» **Task prompt**
Scan the lines and state how many carry "Assign". Leave out everything but the number.

-- BEGIN --

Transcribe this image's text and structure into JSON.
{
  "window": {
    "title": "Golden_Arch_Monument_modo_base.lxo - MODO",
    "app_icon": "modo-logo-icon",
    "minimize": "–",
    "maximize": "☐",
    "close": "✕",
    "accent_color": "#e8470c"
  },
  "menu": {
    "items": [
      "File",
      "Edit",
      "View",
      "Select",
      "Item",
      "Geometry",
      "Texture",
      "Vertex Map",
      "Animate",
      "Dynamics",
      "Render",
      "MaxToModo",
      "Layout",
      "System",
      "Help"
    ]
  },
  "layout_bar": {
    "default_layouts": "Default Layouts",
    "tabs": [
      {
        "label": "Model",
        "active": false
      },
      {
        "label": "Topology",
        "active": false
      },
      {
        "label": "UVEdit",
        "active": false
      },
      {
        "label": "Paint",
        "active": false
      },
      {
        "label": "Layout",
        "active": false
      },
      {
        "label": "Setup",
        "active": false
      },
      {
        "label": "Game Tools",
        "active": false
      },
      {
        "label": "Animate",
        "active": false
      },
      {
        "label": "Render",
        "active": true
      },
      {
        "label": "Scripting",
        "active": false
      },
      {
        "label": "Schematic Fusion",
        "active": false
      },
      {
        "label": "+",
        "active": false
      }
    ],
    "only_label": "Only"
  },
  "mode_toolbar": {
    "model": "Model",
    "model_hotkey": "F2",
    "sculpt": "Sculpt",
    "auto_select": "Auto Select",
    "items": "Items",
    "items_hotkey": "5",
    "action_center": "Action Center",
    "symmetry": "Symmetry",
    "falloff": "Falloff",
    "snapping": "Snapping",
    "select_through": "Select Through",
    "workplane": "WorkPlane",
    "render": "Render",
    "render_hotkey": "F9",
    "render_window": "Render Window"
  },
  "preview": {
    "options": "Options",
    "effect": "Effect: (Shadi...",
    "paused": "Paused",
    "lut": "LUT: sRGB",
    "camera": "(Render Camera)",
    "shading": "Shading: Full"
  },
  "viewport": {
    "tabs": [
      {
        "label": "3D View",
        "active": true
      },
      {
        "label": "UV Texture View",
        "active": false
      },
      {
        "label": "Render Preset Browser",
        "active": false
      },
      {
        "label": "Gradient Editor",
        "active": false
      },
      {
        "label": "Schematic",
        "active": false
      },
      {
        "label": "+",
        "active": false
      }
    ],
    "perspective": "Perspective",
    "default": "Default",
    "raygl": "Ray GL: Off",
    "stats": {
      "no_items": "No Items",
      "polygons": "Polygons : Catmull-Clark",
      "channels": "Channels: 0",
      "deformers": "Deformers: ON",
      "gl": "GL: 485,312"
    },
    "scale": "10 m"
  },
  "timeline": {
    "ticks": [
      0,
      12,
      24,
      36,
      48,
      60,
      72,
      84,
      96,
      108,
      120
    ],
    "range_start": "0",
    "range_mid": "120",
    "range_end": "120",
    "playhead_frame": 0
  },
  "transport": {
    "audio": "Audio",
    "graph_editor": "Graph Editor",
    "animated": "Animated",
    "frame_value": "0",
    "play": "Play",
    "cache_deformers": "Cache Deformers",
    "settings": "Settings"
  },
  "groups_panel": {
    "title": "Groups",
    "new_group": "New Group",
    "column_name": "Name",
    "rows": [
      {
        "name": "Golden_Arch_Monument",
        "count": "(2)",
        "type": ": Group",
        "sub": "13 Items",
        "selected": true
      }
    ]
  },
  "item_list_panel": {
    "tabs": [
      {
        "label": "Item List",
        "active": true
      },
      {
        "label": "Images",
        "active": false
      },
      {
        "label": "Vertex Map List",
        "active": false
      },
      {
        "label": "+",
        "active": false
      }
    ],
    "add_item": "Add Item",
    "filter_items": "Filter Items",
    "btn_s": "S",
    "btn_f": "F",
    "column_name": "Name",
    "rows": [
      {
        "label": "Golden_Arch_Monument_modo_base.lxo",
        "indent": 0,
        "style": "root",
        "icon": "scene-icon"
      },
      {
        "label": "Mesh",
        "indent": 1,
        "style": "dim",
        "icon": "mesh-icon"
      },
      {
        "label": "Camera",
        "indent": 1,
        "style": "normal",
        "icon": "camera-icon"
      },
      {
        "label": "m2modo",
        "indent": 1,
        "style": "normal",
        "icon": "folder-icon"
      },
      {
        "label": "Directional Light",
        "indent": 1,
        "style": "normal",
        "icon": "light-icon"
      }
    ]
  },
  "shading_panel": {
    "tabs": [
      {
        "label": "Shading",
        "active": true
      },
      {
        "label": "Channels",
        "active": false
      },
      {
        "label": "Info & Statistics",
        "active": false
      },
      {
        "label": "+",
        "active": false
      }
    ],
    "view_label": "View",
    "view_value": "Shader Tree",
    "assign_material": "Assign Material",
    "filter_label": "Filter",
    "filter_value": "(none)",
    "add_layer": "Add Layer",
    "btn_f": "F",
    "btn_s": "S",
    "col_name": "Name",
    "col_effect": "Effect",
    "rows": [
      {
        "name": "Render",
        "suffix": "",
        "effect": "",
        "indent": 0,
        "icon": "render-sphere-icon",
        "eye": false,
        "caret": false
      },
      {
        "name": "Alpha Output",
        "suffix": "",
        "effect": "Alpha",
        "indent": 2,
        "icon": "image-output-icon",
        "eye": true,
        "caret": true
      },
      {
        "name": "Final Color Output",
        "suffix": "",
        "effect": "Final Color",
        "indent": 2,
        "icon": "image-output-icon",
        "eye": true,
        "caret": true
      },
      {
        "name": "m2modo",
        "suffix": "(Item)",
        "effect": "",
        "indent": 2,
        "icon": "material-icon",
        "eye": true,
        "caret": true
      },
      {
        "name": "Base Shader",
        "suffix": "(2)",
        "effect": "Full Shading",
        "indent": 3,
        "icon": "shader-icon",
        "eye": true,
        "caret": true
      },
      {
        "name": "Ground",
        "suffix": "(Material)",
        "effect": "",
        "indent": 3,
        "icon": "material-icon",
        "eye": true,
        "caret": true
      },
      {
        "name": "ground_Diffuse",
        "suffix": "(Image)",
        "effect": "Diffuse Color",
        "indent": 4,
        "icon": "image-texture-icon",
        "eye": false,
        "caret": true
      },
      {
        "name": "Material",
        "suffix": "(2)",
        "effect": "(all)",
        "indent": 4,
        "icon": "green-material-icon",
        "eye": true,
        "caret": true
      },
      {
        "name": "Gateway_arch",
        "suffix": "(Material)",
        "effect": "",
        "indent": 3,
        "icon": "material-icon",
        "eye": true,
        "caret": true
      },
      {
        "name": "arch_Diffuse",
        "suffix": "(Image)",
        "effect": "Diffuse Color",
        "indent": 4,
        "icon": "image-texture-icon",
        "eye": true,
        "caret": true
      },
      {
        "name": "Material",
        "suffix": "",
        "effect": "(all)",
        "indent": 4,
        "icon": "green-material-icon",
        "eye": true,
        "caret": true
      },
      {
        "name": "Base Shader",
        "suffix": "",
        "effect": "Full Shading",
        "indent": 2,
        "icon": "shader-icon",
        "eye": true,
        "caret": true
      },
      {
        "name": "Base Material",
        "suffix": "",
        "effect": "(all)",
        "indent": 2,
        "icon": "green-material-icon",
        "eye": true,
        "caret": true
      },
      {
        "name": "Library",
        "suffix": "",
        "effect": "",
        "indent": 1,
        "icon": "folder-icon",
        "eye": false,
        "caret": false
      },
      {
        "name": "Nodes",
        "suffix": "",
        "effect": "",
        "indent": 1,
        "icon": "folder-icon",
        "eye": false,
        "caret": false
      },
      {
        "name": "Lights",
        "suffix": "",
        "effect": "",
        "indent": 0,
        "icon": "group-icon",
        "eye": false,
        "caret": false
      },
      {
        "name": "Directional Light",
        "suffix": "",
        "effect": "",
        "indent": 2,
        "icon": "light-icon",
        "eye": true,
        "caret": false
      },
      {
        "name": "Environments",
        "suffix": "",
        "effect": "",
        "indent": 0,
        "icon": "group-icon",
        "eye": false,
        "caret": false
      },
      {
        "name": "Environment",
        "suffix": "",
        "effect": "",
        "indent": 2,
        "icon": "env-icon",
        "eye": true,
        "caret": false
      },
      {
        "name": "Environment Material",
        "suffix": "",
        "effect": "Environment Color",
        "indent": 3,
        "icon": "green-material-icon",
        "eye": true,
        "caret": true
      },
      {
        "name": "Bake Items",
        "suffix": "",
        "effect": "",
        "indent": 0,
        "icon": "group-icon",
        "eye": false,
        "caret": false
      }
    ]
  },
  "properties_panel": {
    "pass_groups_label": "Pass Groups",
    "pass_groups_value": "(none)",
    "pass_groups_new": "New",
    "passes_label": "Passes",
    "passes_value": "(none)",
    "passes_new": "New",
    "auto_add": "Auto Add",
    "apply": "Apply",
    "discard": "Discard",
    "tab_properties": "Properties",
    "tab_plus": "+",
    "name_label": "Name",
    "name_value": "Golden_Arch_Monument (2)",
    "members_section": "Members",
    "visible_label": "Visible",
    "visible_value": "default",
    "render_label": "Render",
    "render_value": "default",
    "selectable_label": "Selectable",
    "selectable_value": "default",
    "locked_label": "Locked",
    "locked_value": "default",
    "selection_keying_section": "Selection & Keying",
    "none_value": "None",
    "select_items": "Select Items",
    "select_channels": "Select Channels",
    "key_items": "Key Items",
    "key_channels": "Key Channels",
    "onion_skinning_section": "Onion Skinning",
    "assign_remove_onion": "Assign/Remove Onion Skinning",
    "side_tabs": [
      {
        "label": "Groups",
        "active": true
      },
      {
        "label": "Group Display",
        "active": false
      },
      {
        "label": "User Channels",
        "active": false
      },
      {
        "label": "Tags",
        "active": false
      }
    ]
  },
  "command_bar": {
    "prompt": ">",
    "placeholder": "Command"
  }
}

-- END --

» **Answer for the task**
2